- **STUDY TEXT**:
Segment Open

# Older mom with no more hope



## haralove (Jul 20, 2014)

It feels so vulnerable to post but I sit here and read your stories and am so amazed by what we go through and how much grief there is to share. I thought I'd try and maybe it would help.
I just turned 44 and I have an amazing little girl (5 yrs). My husband and I started trying last May and since then I have had 2 unsuccessful pregnancies both ending around 9 weeks. I found out I was pregnant this time the day before my 44th birthday and I felt so blessed, like the universe smiled upon me and said with so much love - "Happy Birthday". About ten days ago at my third ultrasound there was no heartbeat found. I felt like I was reliving a nightmare from the year before where the exact same thing happened on the third ultrasound visit. As I write it I still can't believe it happened again, the same way, the same time, the same everything. I feel like my precious gift was taken away from me, with no explanation no warning, no concern for how it would affect me. ( I am angry) All I do is cry. I pull it together for my daughter but otherwise I am not really functioning well.
I did a D&C because I wanted to run tests and try to find out what happened. Last time it was a chromosome thing and somehow that at least helped me feel it wasn't my fault. 

I am feeling so incredibly empty and sad because I am 44 and my hopes and dreams for a bigger family feel over. I can't go through this again, even if I had the stamina and energy to try again I don't think I can take the risk. I can't go through this a third time. I feel I need to let go, but right now I don't know how and I don't want to. There is something about not having any more hope, of this being the end of the possibility, of being an older woman with no more options, no good eggs. Somewhere in the back of my mind I know I will have a good life ultimately, but I wanted to be a mom to more, to see what other amazing person my husband and I could crete with our love. I was so excited, so hopeful and I let myself really want it even though it felt so scary because I knew about these chances. 

I can't help but regret so many of my life choices that led me to this moment. I know and understand why I went for motherhood late in life but none of that makes a difference right now and I am scared I will feel this emptiness forever. I doubt not having done some intense fertility intervention a year or 2 ago but it just didn't feel right then, I couldn't go there but I wonder if I should have.

Segment Closed

- **EXTRACTED INFORMATION**:
Segment Open

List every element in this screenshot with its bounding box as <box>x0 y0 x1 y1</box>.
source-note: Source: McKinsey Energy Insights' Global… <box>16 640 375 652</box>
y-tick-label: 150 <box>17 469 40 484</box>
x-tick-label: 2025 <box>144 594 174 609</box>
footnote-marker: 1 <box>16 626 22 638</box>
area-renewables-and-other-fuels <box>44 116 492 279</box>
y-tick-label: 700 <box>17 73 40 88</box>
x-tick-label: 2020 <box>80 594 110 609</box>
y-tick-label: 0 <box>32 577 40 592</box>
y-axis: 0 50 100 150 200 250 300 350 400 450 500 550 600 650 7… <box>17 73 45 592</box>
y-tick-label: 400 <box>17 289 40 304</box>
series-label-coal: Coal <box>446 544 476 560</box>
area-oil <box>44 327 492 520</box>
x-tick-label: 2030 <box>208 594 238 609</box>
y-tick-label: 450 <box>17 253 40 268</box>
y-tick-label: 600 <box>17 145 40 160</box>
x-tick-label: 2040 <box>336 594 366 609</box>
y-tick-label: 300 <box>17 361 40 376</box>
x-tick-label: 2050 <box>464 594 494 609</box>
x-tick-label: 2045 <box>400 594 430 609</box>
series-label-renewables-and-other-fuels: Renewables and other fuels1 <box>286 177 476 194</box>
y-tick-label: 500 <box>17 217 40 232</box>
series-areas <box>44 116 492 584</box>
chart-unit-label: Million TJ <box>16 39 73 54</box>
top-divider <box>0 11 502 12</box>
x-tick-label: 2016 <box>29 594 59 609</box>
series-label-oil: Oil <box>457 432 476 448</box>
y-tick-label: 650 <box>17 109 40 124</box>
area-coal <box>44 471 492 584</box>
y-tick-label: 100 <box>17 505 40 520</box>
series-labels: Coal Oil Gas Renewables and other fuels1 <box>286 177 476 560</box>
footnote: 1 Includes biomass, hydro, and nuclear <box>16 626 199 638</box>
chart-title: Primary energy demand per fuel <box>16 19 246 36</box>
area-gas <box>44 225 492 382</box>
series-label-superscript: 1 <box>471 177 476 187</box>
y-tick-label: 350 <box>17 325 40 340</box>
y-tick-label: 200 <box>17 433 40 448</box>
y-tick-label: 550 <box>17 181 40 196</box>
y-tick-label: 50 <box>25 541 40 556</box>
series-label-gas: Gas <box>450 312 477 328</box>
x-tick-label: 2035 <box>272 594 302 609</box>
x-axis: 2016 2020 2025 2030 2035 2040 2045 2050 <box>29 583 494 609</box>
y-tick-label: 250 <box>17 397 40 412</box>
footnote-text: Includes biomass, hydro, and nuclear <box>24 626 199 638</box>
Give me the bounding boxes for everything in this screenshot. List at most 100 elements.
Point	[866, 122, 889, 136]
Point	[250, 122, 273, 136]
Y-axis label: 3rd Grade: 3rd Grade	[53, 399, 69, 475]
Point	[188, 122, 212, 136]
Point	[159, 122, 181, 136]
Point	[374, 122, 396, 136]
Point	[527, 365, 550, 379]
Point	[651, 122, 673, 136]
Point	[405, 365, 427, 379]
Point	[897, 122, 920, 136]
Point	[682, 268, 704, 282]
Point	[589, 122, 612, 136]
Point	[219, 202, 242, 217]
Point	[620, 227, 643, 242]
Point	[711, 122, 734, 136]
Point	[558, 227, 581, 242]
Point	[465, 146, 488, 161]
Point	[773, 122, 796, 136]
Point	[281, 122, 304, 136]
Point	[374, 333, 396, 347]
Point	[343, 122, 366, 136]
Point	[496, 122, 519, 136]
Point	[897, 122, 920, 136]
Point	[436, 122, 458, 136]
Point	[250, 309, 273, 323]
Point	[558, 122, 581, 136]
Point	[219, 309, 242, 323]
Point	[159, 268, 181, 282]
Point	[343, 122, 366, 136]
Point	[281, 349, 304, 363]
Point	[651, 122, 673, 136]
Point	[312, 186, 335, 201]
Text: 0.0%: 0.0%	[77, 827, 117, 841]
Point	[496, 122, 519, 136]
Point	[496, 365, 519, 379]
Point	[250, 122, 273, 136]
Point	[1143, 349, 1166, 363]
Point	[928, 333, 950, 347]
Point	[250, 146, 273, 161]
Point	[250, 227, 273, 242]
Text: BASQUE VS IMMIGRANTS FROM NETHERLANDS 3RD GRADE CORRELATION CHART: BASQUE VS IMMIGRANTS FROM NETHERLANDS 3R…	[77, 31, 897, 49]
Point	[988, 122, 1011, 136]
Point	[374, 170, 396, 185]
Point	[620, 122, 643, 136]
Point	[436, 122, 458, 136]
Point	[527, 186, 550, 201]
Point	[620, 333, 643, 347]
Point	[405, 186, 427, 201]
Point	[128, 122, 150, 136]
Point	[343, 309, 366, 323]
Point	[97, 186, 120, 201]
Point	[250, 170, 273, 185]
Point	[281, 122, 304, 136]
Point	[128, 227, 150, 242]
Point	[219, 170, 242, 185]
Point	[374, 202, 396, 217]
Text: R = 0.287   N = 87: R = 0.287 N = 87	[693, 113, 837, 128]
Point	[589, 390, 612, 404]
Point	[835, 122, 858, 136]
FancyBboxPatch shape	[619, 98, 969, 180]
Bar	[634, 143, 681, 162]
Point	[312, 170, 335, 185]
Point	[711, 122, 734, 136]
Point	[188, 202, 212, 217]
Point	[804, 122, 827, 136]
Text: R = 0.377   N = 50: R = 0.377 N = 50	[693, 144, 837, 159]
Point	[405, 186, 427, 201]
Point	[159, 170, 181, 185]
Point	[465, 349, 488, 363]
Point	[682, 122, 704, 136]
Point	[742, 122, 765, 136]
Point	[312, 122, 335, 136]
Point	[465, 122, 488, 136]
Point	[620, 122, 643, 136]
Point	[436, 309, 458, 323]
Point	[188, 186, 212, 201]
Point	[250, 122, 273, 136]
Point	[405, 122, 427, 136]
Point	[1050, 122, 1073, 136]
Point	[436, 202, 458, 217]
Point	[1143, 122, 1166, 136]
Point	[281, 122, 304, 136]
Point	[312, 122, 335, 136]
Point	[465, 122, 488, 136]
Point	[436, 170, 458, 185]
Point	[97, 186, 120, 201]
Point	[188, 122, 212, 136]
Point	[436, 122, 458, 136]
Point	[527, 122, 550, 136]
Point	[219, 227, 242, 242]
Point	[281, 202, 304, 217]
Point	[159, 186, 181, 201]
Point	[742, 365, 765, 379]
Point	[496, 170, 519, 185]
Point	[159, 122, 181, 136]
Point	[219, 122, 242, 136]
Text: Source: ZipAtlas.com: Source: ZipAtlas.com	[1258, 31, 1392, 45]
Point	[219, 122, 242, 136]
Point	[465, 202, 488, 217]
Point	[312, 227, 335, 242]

Segment Closed

According to the forum post about an older mother's pregnancy losses, why did the writer choose a D&C, and why did testing after the previous loss offer some comfort? Answer in one to three sentences.

The writer chose a D&C in order to run tests and try to find out what had happened. After the previous loss, the cause was found to be "a chromosome thing," which helped the writer feel the loss was not their fault.